Reproduce each line exactly, including spacing and punctuation.

--- BEGIN DATA SHOWN ---

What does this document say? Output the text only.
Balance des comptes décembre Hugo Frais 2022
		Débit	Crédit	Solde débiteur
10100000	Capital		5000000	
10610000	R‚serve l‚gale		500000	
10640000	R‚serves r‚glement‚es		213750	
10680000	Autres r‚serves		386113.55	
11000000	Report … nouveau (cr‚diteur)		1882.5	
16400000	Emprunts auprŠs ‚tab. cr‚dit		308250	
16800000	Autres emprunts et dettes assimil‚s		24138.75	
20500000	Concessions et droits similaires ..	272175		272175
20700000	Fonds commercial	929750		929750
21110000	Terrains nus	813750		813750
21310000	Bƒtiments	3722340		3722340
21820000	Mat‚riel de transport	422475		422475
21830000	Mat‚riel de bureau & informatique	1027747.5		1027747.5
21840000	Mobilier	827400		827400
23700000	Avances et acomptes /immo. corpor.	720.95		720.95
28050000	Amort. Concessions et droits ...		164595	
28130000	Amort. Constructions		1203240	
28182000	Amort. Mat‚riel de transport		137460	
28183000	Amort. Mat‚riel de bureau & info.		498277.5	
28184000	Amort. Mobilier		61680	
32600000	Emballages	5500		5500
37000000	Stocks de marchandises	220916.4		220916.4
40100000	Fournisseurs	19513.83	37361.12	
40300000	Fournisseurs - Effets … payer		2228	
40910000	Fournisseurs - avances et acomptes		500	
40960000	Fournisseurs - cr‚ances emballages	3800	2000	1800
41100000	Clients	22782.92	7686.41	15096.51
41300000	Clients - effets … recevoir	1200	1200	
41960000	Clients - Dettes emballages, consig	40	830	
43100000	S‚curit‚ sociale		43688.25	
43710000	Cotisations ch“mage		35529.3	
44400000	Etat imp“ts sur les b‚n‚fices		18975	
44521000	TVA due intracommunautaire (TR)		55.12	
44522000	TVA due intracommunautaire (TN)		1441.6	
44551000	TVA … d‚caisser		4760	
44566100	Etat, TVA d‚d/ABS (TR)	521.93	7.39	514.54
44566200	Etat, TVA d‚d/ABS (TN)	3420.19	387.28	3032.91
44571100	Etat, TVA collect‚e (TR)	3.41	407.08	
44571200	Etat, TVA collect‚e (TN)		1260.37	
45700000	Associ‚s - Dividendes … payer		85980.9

--- END DATA SHOWN ---

■ ANSWER TO THIS EXERCISE ■
What does this document say? Output the text only.
Balance des comptes décembre Hugo Frais 2022
		Débit	Crédit	Solde débiteur
10100000	Capital		5000000	
10610000	R‚serve l‚gale		500000	
10640000	R‚serves r‚glement‚es		213750	
10680000	Autres r‚serves		386113.55	
11000000	Report … nouveau (cr‚diteur)		1882.5	
16400000	Emprunts auprŠs ‚tab. cr‚dit		308250	
16800000	Autres emprunts et dettes assimil‚s		24138.75	
20500000	Concessions et droits similaires ..	272175		272175
20700000	Fonds commercial	929750		929750
21110000	Terrains nus	813750		813750
21310000	Bƒtiments	3722340		3722340
21820000	Mat‚riel de transport	422475		422475
21830000	Mat‚riel de bureau & informatique	1027747.5		1027747.5
21840000	Mobilier	827400		827400
23700000	Avances et acomptes /immo. corpor.	720.95		720.95
28050000	Amort. Concessions et droits ...		164595	
28130000	Amort. Constructions		1203240	
28182000	Amort. Mat‚riel de transport		137460	
28183000	Amort. Mat‚riel de bureau & info.		498277.5	
28184000	Amort. Mobilier		61680	
32600000	Emballages	5500		5500
37000000	Stocks de marchandises	220916.4		220916.4
40100000	Fournisseurs	19513.83	37361.12	
40300000	Fournisseurs - Effets … payer		2228	
40910000	Fournisseurs - avances et acomptes		500	
40960000	Fournisseurs - cr‚ances emballages	3800	2000	1800
41100000	Clients	22782.92	7686.41	15096.51
41300000	Clients - effets … recevoir	1200	1200	
41960000	Clients - Dettes emballages, consig	40	830	
43100000	S‚curit‚ sociale		43688.25	
43710000	Cotisations ch“mage		35529.3	
44400000	Etat imp“ts sur les b‚n‚fices		18975	
44521000	TVA due intracommunautaire (TR)		55.12	
44522000	TVA due intracommunautaire (TN)		1441.6	
44551000	TVA … d‚caisser		4760	
44566100	Etat, TVA d‚d/ABS (TR)	521.93	7.39	514.54
44566200	Etat, TVA d‚d/ABS (TN)	3420.19	387.28	3032.91
44571100	Etat, TVA collect‚e (TR)	3.41	407.08	
44571200	Etat, TVA collect‚e (TN)		1260.37	
45700000	Associ‚s - Dividendes … payer		85980.9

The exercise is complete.